EXTRAIT DU DOCUMENT:
####

En 1997, le cimetière musulman abandonna son statut privé et fut cédé aux quatre communes d’Aubervilliers, de Bobigny, de Drancy et de la Courneuve, dont il constitua désormais une « extension » extra-communale. Depuis cette reprise, de nouveaux espaces ont été aménagé et les nouvelles parcelles sont davantage rationnalisées et entretenues.
La plus grande diversité des origines des défunts témoignent aujourd’hui de l’histoire de l’immigration en France. La donne a changé depuis 1937. Comme l’écrit Marie Ange d’Adler « Ceux qui sont restés en France ont eu des enfants. Nés sur le sol français, ils ont la nationalité française, ils savent qu’ils resteront en France. Beaucoup d’entre-eux veulent ensevelir leurs parents près de l’endroit où ils vivent...L’intégration des Français issus de l’immigration ne passe pas seulement par l’école, le bulletin de vote, le travail. Ensevelir ses parents dans le pays où l’on vit, cest affirmer qu’on y a pris racine ».
Aujourd’hui, un très grand nombre de cimetières de la métropole possèdent des « carrés » musulmans. Nombreuses également sont les ouvertures de sociétés de pompes-funèbres spécialisées dans les inhumations selon le rite musulman.
Cette histoire est visible dans le cimetière. Passé le haut porche d’inspiration mauresque, on découvre ce vaste espace vert. Sur la gauche, la partie la plus ancienne, des stèles émergent ça et là, de manière assez diffuses. Pour la plupart, des hommes venus d’Algérie. Sur la droite, les divisions les plus neuves. Des tombeaux plus en harmonie avec les modes funéraires européennes, y compris dans ce qu’il peut avoir comme mauvais goût, y ont vu le jour. Régulièrement pourtant, des plaques indiquent la présence de défunts d’origines modestes, immigrants d’Afrique noire pour l’essentiel.
Curiosités
une salle de prière fut créée en même temps que le cimetière. Après la cession du cimetière au syndicat intercommunal, elle est restée propriété de l’Assistance publique. Son dôme est désormais doré.

####

ENTRÉES FOURNIES:
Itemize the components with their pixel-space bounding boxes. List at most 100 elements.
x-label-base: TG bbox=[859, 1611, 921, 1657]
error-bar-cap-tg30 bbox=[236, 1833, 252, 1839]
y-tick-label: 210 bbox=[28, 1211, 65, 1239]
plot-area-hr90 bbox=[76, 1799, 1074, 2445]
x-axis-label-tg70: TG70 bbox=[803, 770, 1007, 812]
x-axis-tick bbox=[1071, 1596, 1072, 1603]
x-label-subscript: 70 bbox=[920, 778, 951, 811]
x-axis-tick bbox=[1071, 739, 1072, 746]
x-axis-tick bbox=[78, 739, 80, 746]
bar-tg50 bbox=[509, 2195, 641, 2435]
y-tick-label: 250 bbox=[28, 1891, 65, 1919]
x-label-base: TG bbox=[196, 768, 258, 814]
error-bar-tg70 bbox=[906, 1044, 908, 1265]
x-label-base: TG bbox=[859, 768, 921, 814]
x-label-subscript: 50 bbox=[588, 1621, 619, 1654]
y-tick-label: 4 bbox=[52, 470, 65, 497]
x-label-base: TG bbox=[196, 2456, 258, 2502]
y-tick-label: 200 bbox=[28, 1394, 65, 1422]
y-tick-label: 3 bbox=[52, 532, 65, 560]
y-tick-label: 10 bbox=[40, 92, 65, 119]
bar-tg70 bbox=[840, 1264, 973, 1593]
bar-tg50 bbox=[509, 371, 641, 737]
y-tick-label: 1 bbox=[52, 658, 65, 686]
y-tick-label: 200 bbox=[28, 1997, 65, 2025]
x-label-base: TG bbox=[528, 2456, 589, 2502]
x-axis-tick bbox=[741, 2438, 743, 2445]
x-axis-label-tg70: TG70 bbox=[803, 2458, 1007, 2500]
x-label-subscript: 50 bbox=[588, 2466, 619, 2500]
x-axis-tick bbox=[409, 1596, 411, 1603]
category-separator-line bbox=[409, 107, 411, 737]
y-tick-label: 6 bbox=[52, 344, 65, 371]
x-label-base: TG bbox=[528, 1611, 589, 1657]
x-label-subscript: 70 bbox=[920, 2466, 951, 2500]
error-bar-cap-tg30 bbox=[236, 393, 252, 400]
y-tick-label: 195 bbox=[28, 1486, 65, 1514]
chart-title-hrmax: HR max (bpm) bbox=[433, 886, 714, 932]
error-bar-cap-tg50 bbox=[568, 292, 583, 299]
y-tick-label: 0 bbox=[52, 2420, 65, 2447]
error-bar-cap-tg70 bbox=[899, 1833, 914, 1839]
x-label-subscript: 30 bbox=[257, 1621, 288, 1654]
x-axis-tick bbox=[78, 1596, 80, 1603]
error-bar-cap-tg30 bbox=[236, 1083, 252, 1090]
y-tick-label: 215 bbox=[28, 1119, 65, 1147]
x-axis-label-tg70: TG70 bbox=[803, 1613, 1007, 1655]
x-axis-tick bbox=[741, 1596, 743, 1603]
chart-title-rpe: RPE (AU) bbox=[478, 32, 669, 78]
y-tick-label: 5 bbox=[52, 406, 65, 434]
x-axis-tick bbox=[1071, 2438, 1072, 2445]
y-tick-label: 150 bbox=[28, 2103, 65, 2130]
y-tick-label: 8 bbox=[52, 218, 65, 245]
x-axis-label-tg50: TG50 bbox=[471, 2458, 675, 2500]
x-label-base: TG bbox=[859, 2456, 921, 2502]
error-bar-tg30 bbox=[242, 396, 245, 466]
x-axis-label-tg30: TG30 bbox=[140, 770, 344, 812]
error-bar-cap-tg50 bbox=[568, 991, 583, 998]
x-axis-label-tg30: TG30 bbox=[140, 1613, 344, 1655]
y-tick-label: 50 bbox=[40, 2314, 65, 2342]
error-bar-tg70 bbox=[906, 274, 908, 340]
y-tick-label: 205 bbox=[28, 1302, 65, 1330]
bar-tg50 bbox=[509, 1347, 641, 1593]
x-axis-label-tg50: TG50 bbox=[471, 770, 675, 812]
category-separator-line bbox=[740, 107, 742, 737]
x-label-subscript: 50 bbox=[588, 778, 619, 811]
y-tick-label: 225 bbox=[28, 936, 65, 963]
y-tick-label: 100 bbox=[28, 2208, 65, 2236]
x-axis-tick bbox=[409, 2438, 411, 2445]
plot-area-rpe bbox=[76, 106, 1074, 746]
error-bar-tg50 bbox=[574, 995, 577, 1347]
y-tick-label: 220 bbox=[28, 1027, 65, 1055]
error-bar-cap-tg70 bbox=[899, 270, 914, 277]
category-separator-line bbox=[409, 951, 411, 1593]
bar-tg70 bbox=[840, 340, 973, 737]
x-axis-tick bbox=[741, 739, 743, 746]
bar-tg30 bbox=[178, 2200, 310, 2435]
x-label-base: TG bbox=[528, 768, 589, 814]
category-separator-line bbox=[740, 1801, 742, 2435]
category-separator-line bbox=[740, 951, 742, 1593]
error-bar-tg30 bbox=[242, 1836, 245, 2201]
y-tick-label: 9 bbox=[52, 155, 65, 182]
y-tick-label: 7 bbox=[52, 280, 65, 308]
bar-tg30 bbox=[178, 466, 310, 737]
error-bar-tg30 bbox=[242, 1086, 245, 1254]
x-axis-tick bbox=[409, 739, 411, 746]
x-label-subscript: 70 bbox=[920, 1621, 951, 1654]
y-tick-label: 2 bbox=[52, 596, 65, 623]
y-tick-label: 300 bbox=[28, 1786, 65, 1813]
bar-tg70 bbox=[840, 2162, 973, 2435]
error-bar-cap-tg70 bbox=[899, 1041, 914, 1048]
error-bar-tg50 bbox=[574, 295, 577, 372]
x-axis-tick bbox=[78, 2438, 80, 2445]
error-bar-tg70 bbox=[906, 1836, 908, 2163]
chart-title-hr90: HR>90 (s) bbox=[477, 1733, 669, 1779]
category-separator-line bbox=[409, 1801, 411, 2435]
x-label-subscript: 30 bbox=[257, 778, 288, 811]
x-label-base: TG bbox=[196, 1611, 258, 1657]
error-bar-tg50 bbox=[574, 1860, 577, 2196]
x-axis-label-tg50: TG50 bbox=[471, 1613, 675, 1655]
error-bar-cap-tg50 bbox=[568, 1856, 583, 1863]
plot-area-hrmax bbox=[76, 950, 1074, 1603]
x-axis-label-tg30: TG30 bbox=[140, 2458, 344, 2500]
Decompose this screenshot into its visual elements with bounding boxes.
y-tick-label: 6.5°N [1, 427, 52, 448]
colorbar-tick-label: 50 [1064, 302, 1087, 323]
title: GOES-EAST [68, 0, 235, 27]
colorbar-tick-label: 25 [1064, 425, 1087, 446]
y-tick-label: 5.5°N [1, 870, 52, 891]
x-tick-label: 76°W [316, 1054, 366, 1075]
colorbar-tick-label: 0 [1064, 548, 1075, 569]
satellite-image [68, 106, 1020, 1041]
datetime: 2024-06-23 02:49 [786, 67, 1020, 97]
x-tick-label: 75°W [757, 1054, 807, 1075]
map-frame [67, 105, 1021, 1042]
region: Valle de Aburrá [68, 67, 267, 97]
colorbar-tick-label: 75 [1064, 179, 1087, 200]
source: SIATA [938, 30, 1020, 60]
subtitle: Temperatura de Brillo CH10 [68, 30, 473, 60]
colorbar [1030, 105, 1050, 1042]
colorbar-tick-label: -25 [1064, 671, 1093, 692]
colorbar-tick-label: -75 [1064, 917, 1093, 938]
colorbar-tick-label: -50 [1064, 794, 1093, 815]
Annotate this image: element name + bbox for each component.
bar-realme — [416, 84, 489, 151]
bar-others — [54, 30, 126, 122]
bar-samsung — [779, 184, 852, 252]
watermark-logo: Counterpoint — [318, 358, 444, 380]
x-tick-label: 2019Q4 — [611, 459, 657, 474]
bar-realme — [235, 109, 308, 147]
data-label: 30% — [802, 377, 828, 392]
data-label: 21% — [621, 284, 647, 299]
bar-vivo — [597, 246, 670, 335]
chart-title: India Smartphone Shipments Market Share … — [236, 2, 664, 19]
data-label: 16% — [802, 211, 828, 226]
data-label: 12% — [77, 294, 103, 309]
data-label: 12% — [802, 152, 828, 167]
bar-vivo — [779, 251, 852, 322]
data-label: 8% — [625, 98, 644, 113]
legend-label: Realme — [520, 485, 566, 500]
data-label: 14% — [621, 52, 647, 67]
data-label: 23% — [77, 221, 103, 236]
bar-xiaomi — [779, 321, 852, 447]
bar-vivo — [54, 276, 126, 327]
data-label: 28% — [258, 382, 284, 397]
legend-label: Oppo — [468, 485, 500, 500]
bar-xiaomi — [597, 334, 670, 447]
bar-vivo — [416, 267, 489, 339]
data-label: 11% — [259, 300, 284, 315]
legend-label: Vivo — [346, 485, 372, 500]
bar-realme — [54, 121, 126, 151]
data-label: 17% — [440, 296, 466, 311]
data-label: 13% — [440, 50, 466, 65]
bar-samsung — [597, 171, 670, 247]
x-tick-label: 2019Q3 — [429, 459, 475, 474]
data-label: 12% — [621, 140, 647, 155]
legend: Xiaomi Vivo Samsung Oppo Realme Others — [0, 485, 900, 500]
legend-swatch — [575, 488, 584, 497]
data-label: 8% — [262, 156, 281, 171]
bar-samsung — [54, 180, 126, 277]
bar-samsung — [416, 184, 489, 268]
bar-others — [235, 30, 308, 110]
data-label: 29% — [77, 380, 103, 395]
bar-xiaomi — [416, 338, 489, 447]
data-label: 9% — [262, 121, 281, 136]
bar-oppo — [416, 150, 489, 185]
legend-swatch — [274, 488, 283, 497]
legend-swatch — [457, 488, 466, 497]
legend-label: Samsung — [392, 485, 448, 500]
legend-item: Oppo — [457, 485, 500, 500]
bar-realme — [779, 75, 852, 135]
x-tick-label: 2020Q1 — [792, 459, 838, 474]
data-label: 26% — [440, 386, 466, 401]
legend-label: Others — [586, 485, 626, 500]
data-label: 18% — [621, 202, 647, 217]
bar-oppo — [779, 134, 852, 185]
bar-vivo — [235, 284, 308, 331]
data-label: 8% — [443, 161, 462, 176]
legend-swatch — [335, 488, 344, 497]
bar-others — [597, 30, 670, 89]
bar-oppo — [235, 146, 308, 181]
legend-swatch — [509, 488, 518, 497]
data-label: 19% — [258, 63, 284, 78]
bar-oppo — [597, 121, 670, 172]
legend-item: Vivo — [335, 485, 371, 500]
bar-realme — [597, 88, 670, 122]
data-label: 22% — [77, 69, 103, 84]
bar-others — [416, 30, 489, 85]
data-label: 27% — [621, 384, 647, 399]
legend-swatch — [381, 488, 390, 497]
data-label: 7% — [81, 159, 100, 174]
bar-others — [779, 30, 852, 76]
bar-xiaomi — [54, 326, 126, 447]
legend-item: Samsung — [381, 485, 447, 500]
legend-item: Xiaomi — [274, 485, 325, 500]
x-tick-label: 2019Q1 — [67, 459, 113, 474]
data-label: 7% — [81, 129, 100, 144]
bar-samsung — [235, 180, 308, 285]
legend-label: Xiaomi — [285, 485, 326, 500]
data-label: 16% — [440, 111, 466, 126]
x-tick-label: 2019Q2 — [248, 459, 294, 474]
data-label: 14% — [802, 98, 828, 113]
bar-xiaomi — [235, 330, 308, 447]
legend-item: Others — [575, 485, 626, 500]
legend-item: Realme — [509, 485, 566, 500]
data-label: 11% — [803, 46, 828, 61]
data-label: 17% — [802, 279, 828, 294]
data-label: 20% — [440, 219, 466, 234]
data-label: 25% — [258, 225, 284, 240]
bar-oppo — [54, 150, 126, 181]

####

CONSIGNE 1: D'après l'extrait sur le cimetière musulman, à quelles communes le cimetière a-t-il été cédé en 1997 ?
CONSIGNE 2: Restituez à l'identique le passage de l'extrait sur le cimetière musulman qui va de "Cette histoire est" à "est désormais doré.", ces deux bornes comprises.

RÉPONSE 1: Il a été cédé aux communes d'Aubervilliers, de Bobigny, de Drancy et de la Courneuve.

RÉPONSE 2:
Cette histoire est visible dans le cimetière. Passé le haut porche d’inspiration mauresque, on découvre ce vaste espace vert. Sur la gauche, la partie la plus ancienne, des stèles émergent ça et là, de manière assez diffuses. Pour la plupart, des hommes venus d’Algérie. Sur la droite, les divisions les plus neuves. Des tombeaux plus en harmonie avec les modes funéraires européennes, y compris dans ce qu’il peut avoir comme mauvais goût, y ont vu le jour. Régulièrement pourtant, des plaques indiquent la présence de défunts d’origines modestes, immigrants d’Afrique noire pour l’essentiel.
Curiosités
une salle de prière fut créée en même temps que le cimetière. Après la cession du cimetière au syndicat intercommunal, elle est restée propriété de l’Assistance publique. Son dôme est désormais doré.